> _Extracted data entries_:
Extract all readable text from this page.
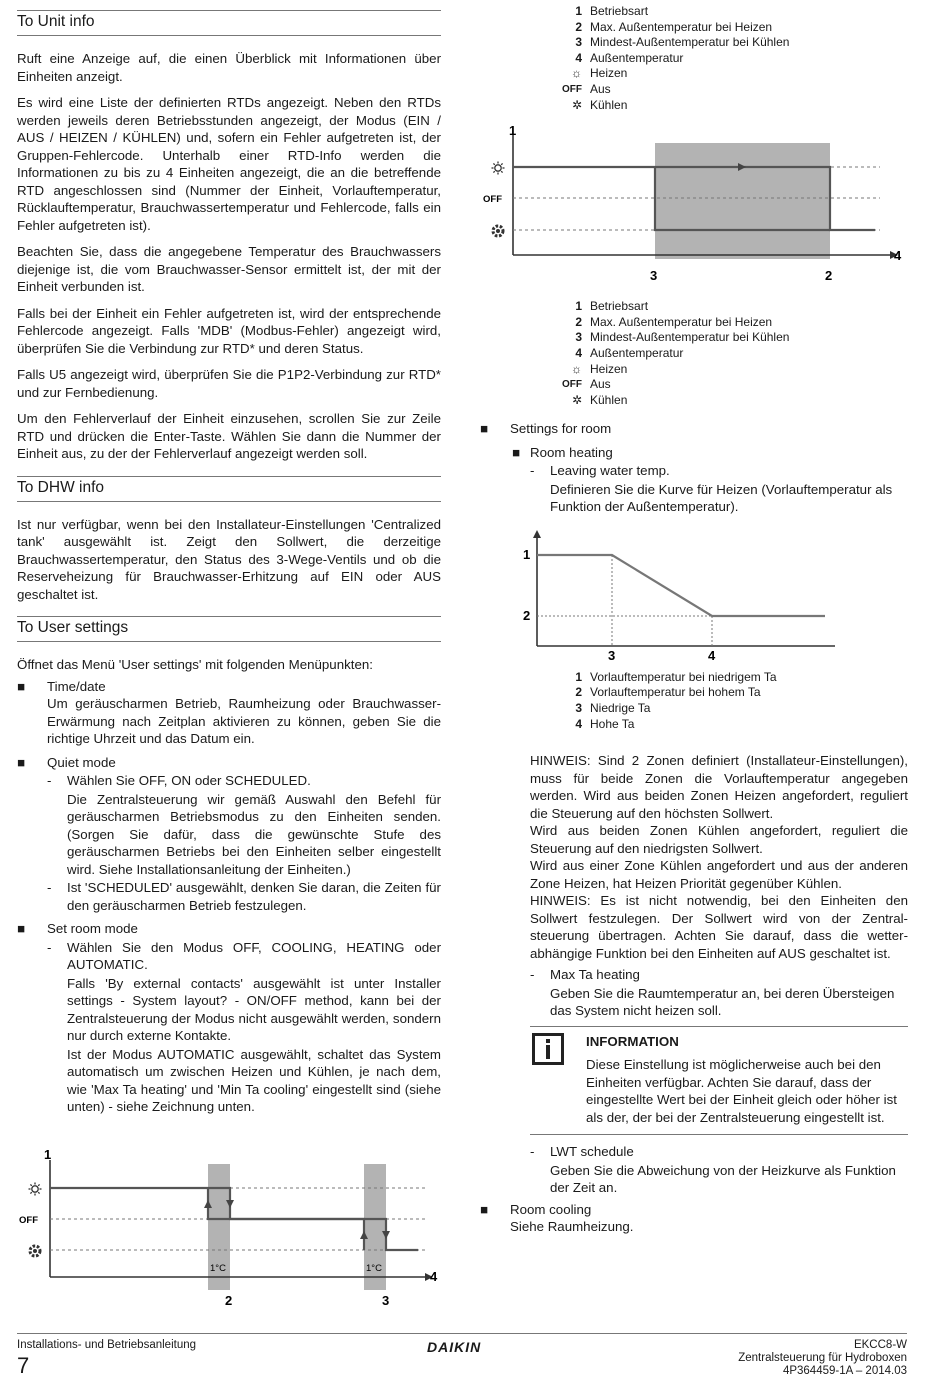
To Unit info

Ruft eine Anzeige auf, die einen Überblick mit Informationen über Einheiten anzeigt.

Es wird eine Liste der definierten RTDs angezeigt. Neben den RTDs werden jeweils deren Betriebsstunden angezeigt, der Modus (EIN / AUS / HEIZEN / KÜHLEN) und, sofern ein Fehler aufgetreten ist, der Gruppen-Fehlercode. Unterhalb einer RTD-Info werden die Informationen zu bis zu 4 Einheiten angezeigt, die an die betreffende RTD angeschlossen sind (Nummer der Einheit, Vorlauftemperatur, Rücklauftemperatur, Brauchwassertemperatur und Fehlercode, falls ein Fehler aufgetreten ist).

Beachten Sie, dass die angegebene Temperatur des Brauchwassers diejenige ist, die vom Brauchwasser-Sensor ermittelt ist, der mit der Einheit verbunden ist.

Falls bei der Einheit ein Fehler aufgetreten ist, wird der entsprechende Fehlercode angezeigt. Falls 'MDB' (Modbus-Fehler) angezeigt wird, überprüfen Sie die Verbindung zur RTD* und deren Status.

Falls U5 angezeigt wird, überprüfen Sie die P1P2-Verbindung zur RTD* und zur Fernbedienung.

Um den Fehlerverlauf der Einheit einzusehen, scrollen Sie zur Zeile RTD und drücken die Enter-Taste. Wählen Sie dann die Nummer der Einheit aus, zu der der Fehlerverlauf angezeigt werden soll.

To DHW info

Ist nur verfügbar, wenn bei den Installateur-Einstellungen 'Centralized tank' ausgewählt ist. Zeigt den Sollwert, die derzeitige Brauchwassertemperatur, den Status des 3-Wege-Ventils und ob die Reserveheizung für Brauchwasser-Erhitzung auf EIN oder AUS geschaltet ist.

To User settings

Öffnet das Menü 'User settings' mit folgenden Menüpunkten:

■ Time/date
Um geräuscharmen Betrieb, Raumheizung oder Brauchwasser-Erwärmung nach Zeitplan aktivieren zu können, geben Sie die richtige Uhrzeit und das Datum ein.
■ Quiet mode
- Wählen Sie OFF, ON oder SCHEDULED.

Die Zentralsteuerung wir gemäß Auswahl den Befehl für geräuscharmen Betriebsmodus zu den Einheiten senden. (Sorgen Sie dafür, dass die gewünschte Stufe des geräuscharmen Betriebs bei den Einheiten selber eingestellt wird. Siehe Installationsanleitung der Einheiten.)

- Ist 'SCHEDULED' ausgewählt, denken Sie daran, die Zeiten für den geräuscharmen Betrieb festzulegen.

■ Set room mode
- Wählen Sie den Modus OFF, COOLING, HEATING oder AUTOMATIC.

Falls 'By external contacts' ausgewählt ist unter Installer settings - System layout? - ON/OFF method, kann bei der Zentralsteuerung der Modus nicht ausgewählt werden, sondern nur durch externe Kontakte.

Ist der Modus AUTOMATIC ausgewählt, schaltet das System automatisch um zwischen Heizen und Kühlen, je nach dem, wie 'Max Ta heating' und 'Min Ta cooling' eingestellt sind (siehe unten) - siehe Zeichnung unten.

1
4
2	3
OFF
1°C	1°C
1 Betriebsart
2 Max. Außentemperatur bei Heizen
3 Mindest-Außentemperatur bei Kühlen
4 Außentemperatur
☼ Heizen
OFF Aus
✲ Kühlen
1
4
3	2
OFF
1 Betriebsart
2 Max. Außentemperatur bei Heizen
3 Mindest-Außentemperatur bei Kühlen
4 Außentemperatur
☼ Heizen
OFF Aus
✲ Kühlen
■ Settings for room
■ Room heating
- Leaving water temp.

Definieren Sie die Kurve für Heizen (Vorlauftemperatur als Funktion der Außentemperatur).

1
2
3	4
1 Vorlauftemperatur bei niedrigem Ta
2 Vorlauftemperatur bei hohem Ta
3 Niedrige Ta
4 Hohe Ta
HINWEIS: Sind 2 Zonen definiert (Installateur-Einstellungen), muss für beide Zonen die Vorlauftemperatur angegeben werden. Wird aus beiden Zonen Heizen angefordert, reguliert die Steuerung auf den höchsten Sollwert.
Wird aus beiden Zonen Kühlen angefordert, reguliert die Steuerung auf den niedrigsten Sollwert.
Wird aus einer Zone Kühlen angefordert und aus der anderen Zone Heizen, hat Heizen Priorität gegenüber Kühlen.
HINWEIS: Es ist nicht notwendig, bei den Einheiten den Sollwert festzulegen. Der Sollwert wird von der Zentral-steuerung übertragen. Achten Sie darauf, dass die wetter-abhängige Funktion bei den Einheiten auf AUS geschaltet ist.
- Max Ta heating

Geben Sie die Raumtemperatur an, bei deren Übersteigen das System nicht heizen soll.

INFORMATION
Diese Einstellung ist möglicherweise auch bei den Einheiten verfügbar. Achten Sie darauf, dass der eingestellte Wert bei der Einheit gleich oder höher ist als der, der bei der Zentralsteuerung eingestellt ist.
- LWT schedule

Geben Sie die Abweichung von der Heizkurve als Funktion der Zeit an.

■ Room cooling
Siehe Raumheizung.
Installations- und Betriebsanleitung
7
DAIKIN	EKCC8-W
Zentralsteuerung für Hydroboxen
4P364459-1A – 2014.03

> _Task instructions_: Retype the listing exactly. Pictures do not belong in the copy.

> _Exercise solution_:
Extract all readable text from this page.
To Unit info

Ruft eine Anzeige auf, die einen Überblick mit Informationen über Einheiten anzeigt.

Es wird eine Liste der definierten RTDs angezeigt. Neben den RTDs werden jeweils deren Betriebsstunden angezeigt, der Modus (EIN / AUS / HEIZEN / KÜHLEN) und, sofern ein Fehler aufgetreten ist, der Gruppen-Fehlercode. Unterhalb einer RTD-Info werden die Informationen zu bis zu 4 Einheiten angezeigt, die an die betreffende RTD angeschlossen sind (Nummer der Einheit, Vorlauftemperatur, Rücklauftemperatur, Brauchwassertemperatur und Fehlercode, falls ein Fehler aufgetreten ist).

Beachten Sie, dass die angegebene Temperatur des Brauchwassers diejenige ist, die vom Brauchwasser-Sensor ermittelt ist, der mit der Einheit verbunden ist.

Falls bei der Einheit ein Fehler aufgetreten ist, wird der entsprechende Fehlercode angezeigt. Falls 'MDB' (Modbus-Fehler) angezeigt wird, überprüfen Sie die Verbindung zur RTD* und deren Status.

Falls U5 angezeigt wird, überprüfen Sie die P1P2-Verbindung zur RTD* und zur Fernbedienung.

Um den Fehlerverlauf der Einheit einzusehen, scrollen Sie zur Zeile RTD und drücken die Enter-Taste. Wählen Sie dann die Nummer der Einheit aus, zu der der Fehlerverlauf angezeigt werden soll.

To DHW info

Ist nur verfügbar, wenn bei den Installateur-Einstellungen 'Centralized tank' ausgewählt ist. Zeigt den Sollwert, die derzeitige Brauchwassertemperatur, den Status des 3-Wege-Ventils und ob die Reserveheizung für Brauchwasser-Erhitzung auf EIN oder AUS geschaltet ist.

To User settings

Öffnet das Menü 'User settings' mit folgenden Menüpunkten:

■ Time/date
Um geräuscharmen Betrieb, Raumheizung oder Brauchwasser-Erwärmung nach Zeitplan aktivieren zu können, geben Sie die richtige Uhrzeit und das Datum ein.
■ Quiet mode
- Wählen Sie OFF, ON oder SCHEDULED.

Die Zentralsteuerung wir gemäß Auswahl den Befehl für geräuscharmen Betriebsmodus zu den Einheiten senden. (Sorgen Sie dafür, dass die gewünschte Stufe des geräuscharmen Betriebs bei den Einheiten selber eingestellt wird. Siehe Installationsanleitung der Einheiten.)

- Ist 'SCHEDULED' ausgewählt, denken Sie daran, die Zeiten für den geräuscharmen Betrieb festzulegen.

■ Set room mode
- Wählen Sie den Modus OFF, COOLING, HEATING oder AUTOMATIC.

Falls 'By external contacts' ausgewählt ist unter Installer settings - System layout? - ON/OFF method, kann bei der Zentralsteuerung der Modus nicht ausgewählt werden, sondern nur durch externe Kontakte.

Ist der Modus AUTOMATIC ausgewählt, schaltet das System automatisch um zwischen Heizen und Kühlen, je nach dem, wie 'Max Ta heating' und 'Min Ta cooling' eingestellt sind (siehe unten) - siehe Zeichnung unten.

1
4
2	3
OFF
1°C	1°C
1 Betriebsart
2 Max. Außentemperatur bei Heizen
3 Mindest-Außentemperatur bei Kühlen
4 Außentemperatur
☼ Heizen
OFF Aus
✲ Kühlen
1
4
3	2
OFF
1 Betriebsart
2 Max. Außentemperatur bei Heizen
3 Mindest-Außentemperatur bei Kühlen
4 Außentemperatur
☼ Heizen
OFF Aus
✲ Kühlen
■ Settings for room
■ Room heating
- Leaving water temp.

Definieren Sie die Kurve für Heizen (Vorlauftemperatur als Funktion der Außentemperatur).

1
2
3	4
1 Vorlauftemperatur bei niedrigem Ta
2 Vorlauftemperatur bei hohem Ta
3 Niedrige Ta
4 Hohe Ta
HINWEIS: Sind 2 Zonen definiert (Installateur-Einstellungen), muss für beide Zonen die Vorlauftemperatur angegeben werden. Wird aus beiden Zonen Heizen angefordert, reguliert die Steuerung auf den höchsten Sollwert.
Wird aus beiden Zonen Kühlen angefordert, reguliert die Steuerung auf den niedrigsten Sollwert.
Wird aus einer Zone Kühlen angefordert und aus der anderen Zone Heizen, hat Heizen Priorität gegenüber Kühlen.
HINWEIS: Es ist nicht notwendig, bei den Einheiten den Sollwert festzulegen. Der Sollwert wird von der Zentral-steuerung übertragen. Achten Sie darauf, dass die wetter-abhängige Funktion bei den Einheiten auf AUS geschaltet ist.
- Max Ta heating

Geben Sie die Raumtemperatur an, bei deren Übersteigen das System nicht heizen soll.

INFORMATION
Diese Einstellung ist möglicherweise auch bei den Einheiten verfügbar. Achten Sie darauf, dass der eingestellte Wert bei der Einheit gleich oder höher ist als der, der bei der Zentralsteuerung eingestellt ist.
- LWT schedule

Geben Sie die Abweichung von der Heizkurve als Funktion der Zeit an.

■ Room cooling
Siehe Raumheizung.
Installations- und Betriebsanleitung
7
DAIKIN	EKCC8-W
Zentralsteuerung für Hydroboxen
4P364459-1A – 2014.03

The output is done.